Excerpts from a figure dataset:
== == ==

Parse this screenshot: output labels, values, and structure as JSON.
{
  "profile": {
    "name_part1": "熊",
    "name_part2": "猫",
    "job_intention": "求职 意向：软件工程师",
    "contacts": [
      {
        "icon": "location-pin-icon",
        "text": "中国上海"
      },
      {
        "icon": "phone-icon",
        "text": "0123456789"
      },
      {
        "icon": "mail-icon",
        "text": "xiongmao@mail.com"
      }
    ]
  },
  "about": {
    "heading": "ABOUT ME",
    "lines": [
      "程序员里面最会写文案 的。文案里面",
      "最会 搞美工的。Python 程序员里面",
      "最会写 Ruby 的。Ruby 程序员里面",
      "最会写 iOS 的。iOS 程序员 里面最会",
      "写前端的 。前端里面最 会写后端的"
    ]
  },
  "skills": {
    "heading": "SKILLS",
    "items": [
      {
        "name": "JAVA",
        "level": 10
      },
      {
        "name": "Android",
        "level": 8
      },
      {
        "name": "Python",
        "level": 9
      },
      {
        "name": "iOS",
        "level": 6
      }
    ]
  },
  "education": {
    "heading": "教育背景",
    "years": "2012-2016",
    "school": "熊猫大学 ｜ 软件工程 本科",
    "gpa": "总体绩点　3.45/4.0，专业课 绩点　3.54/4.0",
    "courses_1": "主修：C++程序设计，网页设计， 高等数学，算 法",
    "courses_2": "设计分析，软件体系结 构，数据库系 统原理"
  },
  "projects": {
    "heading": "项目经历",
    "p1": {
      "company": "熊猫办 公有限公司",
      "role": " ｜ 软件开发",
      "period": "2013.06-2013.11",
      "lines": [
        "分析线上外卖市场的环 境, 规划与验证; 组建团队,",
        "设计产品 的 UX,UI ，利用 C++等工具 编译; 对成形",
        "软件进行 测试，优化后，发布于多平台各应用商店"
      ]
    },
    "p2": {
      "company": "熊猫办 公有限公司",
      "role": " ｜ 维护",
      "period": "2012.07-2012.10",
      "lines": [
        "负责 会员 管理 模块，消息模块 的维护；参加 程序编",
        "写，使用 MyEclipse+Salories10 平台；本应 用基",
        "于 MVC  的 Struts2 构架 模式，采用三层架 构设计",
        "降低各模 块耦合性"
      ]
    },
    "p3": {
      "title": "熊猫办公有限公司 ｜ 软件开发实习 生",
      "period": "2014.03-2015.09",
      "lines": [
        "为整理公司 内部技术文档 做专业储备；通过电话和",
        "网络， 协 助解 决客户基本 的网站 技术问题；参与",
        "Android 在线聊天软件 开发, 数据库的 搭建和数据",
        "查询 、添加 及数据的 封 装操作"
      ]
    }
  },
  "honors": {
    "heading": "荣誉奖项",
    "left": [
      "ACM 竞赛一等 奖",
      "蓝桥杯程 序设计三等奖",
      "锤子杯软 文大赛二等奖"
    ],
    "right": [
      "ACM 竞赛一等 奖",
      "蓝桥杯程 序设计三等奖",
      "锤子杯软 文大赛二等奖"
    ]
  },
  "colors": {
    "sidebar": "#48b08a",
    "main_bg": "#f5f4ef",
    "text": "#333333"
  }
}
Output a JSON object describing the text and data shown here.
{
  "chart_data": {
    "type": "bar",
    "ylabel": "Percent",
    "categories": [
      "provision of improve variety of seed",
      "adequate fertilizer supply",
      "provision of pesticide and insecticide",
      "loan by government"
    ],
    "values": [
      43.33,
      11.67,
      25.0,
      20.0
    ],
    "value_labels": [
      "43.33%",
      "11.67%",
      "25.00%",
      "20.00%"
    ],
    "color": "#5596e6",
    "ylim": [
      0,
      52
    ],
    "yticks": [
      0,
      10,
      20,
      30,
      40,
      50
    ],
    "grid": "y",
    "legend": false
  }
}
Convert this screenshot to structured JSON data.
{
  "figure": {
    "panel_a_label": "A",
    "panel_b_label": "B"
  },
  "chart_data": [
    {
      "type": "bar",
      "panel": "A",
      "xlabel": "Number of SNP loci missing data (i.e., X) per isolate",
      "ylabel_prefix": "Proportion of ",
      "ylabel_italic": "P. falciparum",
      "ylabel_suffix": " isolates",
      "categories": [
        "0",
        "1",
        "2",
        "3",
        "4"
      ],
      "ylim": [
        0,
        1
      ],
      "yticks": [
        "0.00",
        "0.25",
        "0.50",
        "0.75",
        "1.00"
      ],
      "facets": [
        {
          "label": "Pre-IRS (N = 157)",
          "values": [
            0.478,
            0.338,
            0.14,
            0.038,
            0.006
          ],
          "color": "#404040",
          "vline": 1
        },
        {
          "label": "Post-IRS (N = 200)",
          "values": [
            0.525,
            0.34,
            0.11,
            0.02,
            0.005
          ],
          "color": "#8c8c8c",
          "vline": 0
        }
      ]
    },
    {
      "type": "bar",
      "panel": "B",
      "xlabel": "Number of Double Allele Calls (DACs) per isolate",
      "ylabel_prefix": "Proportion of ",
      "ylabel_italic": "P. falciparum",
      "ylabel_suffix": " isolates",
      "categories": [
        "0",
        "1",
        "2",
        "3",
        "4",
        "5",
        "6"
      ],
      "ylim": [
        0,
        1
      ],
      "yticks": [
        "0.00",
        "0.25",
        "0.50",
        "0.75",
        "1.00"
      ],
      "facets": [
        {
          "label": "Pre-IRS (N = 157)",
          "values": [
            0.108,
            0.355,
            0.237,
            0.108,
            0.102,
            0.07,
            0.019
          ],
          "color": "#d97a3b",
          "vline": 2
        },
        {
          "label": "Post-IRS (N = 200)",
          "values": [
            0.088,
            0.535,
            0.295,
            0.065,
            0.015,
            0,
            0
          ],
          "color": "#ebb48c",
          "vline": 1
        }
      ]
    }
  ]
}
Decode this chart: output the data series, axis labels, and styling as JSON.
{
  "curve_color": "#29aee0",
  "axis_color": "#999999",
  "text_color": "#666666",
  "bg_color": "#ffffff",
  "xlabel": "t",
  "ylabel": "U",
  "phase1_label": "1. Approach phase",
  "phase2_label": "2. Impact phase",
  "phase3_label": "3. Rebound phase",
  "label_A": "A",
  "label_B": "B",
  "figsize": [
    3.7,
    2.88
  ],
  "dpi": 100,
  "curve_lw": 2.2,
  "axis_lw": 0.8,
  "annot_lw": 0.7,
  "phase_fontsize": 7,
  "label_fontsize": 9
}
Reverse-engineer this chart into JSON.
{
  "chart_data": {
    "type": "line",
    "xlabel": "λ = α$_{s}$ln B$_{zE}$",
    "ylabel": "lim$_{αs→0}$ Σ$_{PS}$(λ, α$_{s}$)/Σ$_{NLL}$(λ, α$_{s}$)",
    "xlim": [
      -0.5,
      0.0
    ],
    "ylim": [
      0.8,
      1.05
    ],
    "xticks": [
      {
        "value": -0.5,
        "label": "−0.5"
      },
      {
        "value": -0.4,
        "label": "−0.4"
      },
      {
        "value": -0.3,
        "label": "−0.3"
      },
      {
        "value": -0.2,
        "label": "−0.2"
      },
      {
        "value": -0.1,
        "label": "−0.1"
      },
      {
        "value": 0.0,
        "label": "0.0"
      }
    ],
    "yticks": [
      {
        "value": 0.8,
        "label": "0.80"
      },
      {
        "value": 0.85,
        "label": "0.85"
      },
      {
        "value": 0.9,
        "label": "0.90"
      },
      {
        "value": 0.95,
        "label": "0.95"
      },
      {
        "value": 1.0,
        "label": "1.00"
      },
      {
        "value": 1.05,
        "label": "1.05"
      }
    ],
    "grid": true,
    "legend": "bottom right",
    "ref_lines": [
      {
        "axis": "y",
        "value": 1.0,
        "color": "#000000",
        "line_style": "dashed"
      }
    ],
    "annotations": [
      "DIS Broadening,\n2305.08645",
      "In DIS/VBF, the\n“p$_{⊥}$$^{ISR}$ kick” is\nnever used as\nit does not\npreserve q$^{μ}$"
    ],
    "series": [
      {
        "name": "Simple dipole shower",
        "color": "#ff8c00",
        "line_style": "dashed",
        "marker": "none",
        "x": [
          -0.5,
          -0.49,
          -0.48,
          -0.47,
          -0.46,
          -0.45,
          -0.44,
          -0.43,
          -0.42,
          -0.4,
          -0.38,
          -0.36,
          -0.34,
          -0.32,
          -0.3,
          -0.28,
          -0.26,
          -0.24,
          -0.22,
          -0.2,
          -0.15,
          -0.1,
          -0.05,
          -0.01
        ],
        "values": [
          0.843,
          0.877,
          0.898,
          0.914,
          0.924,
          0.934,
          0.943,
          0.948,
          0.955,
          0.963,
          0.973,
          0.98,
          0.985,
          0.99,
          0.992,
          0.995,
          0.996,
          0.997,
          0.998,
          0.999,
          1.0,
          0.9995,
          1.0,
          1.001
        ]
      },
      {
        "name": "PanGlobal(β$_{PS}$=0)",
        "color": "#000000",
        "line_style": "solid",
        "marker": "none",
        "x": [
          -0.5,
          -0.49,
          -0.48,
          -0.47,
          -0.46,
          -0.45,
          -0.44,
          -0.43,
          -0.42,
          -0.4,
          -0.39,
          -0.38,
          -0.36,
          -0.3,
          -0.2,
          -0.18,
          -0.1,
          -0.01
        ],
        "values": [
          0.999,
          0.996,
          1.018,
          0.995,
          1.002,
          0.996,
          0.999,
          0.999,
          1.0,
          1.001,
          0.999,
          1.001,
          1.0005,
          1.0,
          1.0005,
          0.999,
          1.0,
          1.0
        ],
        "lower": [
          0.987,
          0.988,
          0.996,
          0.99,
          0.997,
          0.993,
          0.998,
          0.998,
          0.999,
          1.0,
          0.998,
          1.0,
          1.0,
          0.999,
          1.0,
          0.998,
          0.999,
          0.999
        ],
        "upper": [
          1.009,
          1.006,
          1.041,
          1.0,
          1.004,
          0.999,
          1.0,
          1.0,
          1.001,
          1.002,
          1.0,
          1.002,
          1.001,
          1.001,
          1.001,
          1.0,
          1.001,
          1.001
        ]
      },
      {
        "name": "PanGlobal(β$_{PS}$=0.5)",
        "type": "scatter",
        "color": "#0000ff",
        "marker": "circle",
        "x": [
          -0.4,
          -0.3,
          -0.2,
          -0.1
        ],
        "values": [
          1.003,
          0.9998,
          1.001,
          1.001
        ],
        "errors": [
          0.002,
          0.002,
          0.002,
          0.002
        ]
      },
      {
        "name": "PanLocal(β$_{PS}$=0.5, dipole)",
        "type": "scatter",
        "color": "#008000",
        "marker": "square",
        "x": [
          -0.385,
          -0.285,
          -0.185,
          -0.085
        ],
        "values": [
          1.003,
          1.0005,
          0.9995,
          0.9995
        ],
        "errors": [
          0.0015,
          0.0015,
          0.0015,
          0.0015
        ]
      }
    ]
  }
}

== == ==

§ **Aim of the exercise**: Copy out all lines above that include the string "series".

§ **Task solution**:
Decode this chart: output the data series, axis labels, and styling as JSON.
    "series": [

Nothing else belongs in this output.